> _YOUR OBJECTIVE_: Produce an exact copy of all the records.

(Rows from a dataset)

────────────────

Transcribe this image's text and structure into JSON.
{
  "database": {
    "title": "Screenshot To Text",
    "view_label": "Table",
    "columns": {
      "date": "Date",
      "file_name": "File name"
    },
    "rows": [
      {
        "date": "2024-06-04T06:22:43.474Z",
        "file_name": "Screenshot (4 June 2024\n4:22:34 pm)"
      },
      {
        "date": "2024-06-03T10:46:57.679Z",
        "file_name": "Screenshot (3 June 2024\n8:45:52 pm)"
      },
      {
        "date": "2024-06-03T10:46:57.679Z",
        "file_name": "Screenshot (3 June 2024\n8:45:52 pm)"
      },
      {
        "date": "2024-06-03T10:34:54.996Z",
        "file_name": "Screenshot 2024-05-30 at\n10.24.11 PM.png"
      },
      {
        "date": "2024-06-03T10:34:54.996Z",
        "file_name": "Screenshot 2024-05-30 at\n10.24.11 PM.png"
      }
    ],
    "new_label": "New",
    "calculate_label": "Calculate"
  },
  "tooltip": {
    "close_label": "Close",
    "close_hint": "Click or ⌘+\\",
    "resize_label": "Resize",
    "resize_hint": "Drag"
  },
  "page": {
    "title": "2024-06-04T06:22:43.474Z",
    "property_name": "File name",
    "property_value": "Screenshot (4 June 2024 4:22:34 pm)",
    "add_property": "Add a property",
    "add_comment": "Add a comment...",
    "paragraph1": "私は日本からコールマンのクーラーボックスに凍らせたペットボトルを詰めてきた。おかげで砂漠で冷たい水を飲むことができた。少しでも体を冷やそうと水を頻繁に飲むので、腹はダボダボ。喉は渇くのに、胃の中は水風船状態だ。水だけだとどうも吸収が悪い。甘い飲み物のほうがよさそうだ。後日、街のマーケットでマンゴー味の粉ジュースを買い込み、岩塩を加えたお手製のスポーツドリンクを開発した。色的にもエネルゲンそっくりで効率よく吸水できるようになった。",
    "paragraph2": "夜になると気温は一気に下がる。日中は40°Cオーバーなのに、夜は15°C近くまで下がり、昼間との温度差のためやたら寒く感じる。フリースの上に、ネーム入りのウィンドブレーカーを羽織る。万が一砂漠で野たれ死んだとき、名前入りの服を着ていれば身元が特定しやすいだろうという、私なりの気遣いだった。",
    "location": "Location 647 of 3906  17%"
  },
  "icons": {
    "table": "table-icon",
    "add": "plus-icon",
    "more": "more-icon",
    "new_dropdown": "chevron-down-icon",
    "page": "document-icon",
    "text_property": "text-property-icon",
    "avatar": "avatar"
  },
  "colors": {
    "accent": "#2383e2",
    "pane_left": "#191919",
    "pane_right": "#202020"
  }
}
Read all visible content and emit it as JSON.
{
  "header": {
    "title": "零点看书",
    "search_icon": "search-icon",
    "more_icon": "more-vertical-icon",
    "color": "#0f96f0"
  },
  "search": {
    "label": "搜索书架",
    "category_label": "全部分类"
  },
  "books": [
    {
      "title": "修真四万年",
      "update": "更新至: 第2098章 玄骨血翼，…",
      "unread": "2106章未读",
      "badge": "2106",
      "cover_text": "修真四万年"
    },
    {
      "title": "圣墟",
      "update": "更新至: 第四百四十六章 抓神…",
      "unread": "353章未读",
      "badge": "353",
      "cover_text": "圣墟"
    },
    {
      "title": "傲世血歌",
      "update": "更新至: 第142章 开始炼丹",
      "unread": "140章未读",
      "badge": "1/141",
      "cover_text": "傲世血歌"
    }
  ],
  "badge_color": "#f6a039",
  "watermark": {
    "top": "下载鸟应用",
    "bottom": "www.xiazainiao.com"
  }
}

────────────────

> _SOLUTION FOR THIS PROBLEM_:
Transcribe this image's text and structure into JSON.
{
  "database": {
    "title": "Screenshot To Text",
    "view_label": "Table",
    "columns": {
      "date": "Date",
      "file_name": "File name"
    },
    "rows": [
      {
        "date": "2024-06-04T06:22:43.474Z",
        "file_name": "Screenshot (4 June 2024\n4:22:34 pm)"
      },
      {
        "date": "2024-06-03T10:46:57.679Z",
        "file_name": "Screenshot (3 June 2024\n8:45:52 pm)"
      },
      {
        "date": "2024-06-03T10:46:57.679Z",
        "file_name": "Screenshot (3 June 2024\n8:45:52 pm)"
      },
      {
        "date": "2024-06-03T10:34:54.996Z",
        "file_name": "Screenshot 2024-05-30 at\n10.24.11 PM.png"
      },
      {
        "date": "2024-06-03T10:34:54.996Z",
        "file_name": "Screenshot 2024-05-30 at\n10.24.11 PM.png"
      }
    ],
    "new_label": "New",
    "calculate_label": "Calculate"
  },
  "tooltip": {
    "close_label": "Close",
    "close_hint": "Click or ⌘+\\",
    "resize_label": "Resize",
    "resize_hint": "Drag"
  },
  "page": {
    "title": "2024-06-04T06:22:43.474Z",
    "property_name": "File name",
    "property_value": "Screenshot (4 June 2024 4:22:34 pm)",
    "add_property": "Add a property",
    "add_comment": "Add a comment...",
    "paragraph1": "私は日本からコールマンのクーラーボックスに凍らせたペットボトルを詰めてきた。おかげで砂漠で冷たい水を飲むことができた。少しでも体を冷やそうと水を頻繁に飲むので、腹はダボダボ。喉は渇くのに、胃の中は水風船状態だ。水だけだとどうも吸収が悪い。甘い飲み物のほうがよさそうだ。後日、街のマーケットでマンゴー味の粉ジュースを買い込み、岩塩を加えたお手製のスポーツドリンクを開発した。色的にもエネルゲンそっくりで効率よく吸水できるようになった。",
    "paragraph2": "夜になると気温は一気に下がる。日中は40°Cオーバーなのに、夜は15°C近くまで下がり、昼間との温度差のためやたら寒く感じる。フリースの上に、ネーム入りのウィンドブレーカーを羽織る。万が一砂漠で野たれ死んだとき、名前入りの服を着ていれば身元が特定しやすいだろうという、私なりの気遣いだった。",
    "location": "Location 647 of 3906  17%"
  },
  "icons": {
    "table": "table-icon",
    "add": "plus-icon",
    "more": "more-icon",
    "new_dropdown": "chevron-down-icon",
    "page": "document-icon",
    "text_property": "text-property-icon",
    "avatar": "avatar"
  },
  "colors": {
    "accent": "#2383e2",
    "pane_left": "#191919",
    "pane_right": "#202020"
  }
}
Read all visible content and emit it as JSON.
{
  "header": {
    "title": "零点看书",
    "search_icon": "search-icon",
    "more_icon": "more-vertical-icon",
    "color": "#0f96f0"
  },
  "search": {
    "label": "搜索书架",
    "category_label": "全部分类"
  },
  "books": [
    {
      "title": "修真四万年",
      "update": "更新至: 第2098章 玄骨血翼，…",
      "unread": "2106章未读",
      "badge": "2106",
      "cover_text": "修真四万年"
    },
    {
      "title": "圣墟",
      "update": "更新至: 第四百四十六章 抓神…",
      "unread": "353章未读",
      "badge": "353",
      "cover_text": "圣墟"
    },
    {
      "title": "傲世血歌",
      "update": "更新至: 第142章 开始炼丹",
      "unread": "140章未读",
      "badge": "1/141",
      "cover_text": "傲世血歌"
    }
  ],
  "badge_color": "#f6a039",
  "watermark": {
    "top": "下载鸟应用",
    "bottom": "www.xiazainiao.com"
  }
}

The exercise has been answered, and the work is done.